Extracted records
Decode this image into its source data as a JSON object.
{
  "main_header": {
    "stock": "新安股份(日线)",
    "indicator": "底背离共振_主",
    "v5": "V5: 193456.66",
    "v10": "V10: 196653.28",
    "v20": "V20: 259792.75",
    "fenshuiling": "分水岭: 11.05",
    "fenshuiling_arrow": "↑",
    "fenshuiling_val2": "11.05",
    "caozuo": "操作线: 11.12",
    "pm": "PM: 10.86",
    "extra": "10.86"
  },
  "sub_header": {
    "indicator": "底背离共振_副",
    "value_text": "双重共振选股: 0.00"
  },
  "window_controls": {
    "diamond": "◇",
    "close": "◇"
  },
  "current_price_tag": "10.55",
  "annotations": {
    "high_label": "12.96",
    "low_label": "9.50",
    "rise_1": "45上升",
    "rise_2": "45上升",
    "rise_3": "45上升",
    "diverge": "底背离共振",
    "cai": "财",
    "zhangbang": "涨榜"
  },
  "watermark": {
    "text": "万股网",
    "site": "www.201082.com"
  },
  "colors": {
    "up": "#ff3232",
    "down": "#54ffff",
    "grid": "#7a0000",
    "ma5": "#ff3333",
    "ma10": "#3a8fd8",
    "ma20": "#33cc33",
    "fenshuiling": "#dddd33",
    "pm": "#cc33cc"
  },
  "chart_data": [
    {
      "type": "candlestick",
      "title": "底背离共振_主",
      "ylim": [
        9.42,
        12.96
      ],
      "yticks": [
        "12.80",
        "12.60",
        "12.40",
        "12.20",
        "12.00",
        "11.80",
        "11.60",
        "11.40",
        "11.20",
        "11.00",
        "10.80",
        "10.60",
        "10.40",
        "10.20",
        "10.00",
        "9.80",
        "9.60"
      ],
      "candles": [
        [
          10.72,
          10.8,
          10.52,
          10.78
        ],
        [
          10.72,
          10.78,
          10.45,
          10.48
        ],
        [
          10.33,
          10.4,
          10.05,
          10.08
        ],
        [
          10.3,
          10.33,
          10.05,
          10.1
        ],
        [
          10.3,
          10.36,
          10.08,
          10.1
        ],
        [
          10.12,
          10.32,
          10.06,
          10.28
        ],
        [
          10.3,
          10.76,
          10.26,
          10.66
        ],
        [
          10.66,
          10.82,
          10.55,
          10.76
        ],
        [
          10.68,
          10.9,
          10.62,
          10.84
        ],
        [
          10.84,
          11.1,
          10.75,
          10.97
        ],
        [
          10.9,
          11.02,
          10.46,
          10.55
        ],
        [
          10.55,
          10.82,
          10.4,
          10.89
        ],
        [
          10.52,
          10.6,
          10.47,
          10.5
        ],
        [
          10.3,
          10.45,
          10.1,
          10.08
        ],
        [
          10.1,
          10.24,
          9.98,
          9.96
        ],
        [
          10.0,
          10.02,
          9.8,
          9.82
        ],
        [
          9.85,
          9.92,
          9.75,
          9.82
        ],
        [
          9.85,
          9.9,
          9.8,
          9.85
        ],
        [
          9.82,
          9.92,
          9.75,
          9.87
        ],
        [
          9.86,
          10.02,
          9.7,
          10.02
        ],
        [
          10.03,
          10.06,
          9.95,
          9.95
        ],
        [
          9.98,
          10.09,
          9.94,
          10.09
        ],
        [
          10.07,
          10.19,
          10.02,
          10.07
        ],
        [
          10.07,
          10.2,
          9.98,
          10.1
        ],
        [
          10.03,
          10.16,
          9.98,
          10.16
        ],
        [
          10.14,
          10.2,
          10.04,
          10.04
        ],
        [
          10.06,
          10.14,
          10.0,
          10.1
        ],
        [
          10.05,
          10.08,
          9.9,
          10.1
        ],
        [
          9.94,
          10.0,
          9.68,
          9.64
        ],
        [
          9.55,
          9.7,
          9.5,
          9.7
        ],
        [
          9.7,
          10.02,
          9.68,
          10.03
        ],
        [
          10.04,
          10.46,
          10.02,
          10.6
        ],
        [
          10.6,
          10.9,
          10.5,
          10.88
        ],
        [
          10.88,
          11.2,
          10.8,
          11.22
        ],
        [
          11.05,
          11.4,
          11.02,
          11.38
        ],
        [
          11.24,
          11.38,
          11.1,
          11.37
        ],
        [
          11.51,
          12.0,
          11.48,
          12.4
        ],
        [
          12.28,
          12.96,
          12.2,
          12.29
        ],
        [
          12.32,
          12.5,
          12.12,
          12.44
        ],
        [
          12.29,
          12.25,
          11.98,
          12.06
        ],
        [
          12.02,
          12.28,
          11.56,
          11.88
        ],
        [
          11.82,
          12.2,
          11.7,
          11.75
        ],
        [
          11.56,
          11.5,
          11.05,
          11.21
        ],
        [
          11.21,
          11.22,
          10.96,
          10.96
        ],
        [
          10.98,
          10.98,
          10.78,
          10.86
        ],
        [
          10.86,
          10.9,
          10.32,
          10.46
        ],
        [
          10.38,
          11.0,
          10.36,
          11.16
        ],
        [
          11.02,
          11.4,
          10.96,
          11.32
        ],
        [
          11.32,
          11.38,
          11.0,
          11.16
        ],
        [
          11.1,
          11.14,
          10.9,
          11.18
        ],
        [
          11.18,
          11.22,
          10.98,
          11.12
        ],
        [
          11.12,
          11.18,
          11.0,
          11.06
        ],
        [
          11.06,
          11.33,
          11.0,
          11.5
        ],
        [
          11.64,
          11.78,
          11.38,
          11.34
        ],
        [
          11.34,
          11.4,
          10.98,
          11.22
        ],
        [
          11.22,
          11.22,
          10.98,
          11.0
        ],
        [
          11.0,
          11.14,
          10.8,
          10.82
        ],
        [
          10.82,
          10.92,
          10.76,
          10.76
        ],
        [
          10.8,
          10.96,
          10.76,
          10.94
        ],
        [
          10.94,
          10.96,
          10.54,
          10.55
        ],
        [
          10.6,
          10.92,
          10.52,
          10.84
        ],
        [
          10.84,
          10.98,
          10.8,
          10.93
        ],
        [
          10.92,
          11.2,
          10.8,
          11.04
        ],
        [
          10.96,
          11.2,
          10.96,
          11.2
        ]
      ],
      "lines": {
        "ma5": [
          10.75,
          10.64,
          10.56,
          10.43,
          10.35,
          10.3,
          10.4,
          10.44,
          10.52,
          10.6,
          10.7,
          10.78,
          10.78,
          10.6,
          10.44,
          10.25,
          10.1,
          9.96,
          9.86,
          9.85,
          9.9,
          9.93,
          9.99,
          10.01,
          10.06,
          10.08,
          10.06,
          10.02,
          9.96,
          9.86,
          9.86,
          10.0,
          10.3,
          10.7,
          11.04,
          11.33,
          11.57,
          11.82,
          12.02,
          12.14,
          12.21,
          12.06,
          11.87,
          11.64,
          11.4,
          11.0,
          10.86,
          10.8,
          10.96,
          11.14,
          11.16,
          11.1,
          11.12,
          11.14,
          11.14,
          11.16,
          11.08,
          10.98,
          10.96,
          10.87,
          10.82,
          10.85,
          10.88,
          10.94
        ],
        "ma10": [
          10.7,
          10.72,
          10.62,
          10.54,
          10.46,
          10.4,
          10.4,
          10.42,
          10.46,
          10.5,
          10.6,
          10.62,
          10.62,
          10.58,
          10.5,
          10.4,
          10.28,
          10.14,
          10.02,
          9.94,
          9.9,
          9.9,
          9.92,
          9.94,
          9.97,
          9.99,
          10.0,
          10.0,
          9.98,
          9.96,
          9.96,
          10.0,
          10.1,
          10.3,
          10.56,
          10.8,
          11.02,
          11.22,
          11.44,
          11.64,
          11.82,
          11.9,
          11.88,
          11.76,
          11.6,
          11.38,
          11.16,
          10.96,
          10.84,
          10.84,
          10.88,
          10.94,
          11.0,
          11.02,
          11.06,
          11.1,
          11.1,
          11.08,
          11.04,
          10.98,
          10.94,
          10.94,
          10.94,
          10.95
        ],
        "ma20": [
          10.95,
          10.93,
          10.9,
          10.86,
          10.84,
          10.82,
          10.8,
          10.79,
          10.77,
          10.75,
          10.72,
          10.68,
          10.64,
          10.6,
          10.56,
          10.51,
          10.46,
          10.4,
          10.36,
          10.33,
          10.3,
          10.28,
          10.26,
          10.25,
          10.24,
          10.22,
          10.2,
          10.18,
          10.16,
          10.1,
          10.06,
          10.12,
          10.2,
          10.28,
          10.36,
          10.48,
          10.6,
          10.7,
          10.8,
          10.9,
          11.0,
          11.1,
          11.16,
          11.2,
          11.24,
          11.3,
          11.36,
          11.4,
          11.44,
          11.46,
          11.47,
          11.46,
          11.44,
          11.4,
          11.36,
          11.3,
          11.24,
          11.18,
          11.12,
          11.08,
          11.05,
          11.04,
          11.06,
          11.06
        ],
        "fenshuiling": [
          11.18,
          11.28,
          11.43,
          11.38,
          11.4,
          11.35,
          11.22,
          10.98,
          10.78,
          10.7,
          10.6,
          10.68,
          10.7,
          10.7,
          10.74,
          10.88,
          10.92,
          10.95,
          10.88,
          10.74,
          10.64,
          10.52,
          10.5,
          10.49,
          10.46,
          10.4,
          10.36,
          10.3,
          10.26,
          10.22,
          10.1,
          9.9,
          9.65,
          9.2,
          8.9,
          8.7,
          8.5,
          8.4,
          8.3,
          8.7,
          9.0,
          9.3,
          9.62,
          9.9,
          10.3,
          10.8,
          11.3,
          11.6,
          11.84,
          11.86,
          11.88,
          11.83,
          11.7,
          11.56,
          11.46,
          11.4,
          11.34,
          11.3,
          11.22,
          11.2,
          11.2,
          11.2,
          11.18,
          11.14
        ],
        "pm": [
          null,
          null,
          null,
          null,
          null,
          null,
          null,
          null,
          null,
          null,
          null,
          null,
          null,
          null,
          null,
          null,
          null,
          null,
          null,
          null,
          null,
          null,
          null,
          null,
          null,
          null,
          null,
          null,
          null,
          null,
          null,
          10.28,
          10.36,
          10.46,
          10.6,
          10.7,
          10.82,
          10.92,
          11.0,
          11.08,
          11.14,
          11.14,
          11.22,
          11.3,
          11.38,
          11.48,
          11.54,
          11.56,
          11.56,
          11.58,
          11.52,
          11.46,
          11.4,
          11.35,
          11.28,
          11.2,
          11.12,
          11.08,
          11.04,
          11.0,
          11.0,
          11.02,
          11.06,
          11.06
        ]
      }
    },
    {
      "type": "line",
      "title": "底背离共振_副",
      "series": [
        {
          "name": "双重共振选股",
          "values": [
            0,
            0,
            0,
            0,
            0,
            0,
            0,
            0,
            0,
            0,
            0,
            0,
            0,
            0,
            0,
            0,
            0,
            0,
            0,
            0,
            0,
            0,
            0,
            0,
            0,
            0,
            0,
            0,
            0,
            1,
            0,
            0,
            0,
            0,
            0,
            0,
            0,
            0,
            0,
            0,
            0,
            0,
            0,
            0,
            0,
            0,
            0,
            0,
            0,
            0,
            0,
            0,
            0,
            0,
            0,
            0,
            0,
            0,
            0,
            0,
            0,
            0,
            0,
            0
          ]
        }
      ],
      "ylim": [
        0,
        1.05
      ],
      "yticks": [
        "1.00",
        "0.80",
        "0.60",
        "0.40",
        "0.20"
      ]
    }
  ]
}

> TASK REQUIREMENTS
Show every line above in which the word "indicator" occurs.

> THE COMPLETED TASK
    "indicator": "底背离共振_主",
    "indicator": "底背离共振_副",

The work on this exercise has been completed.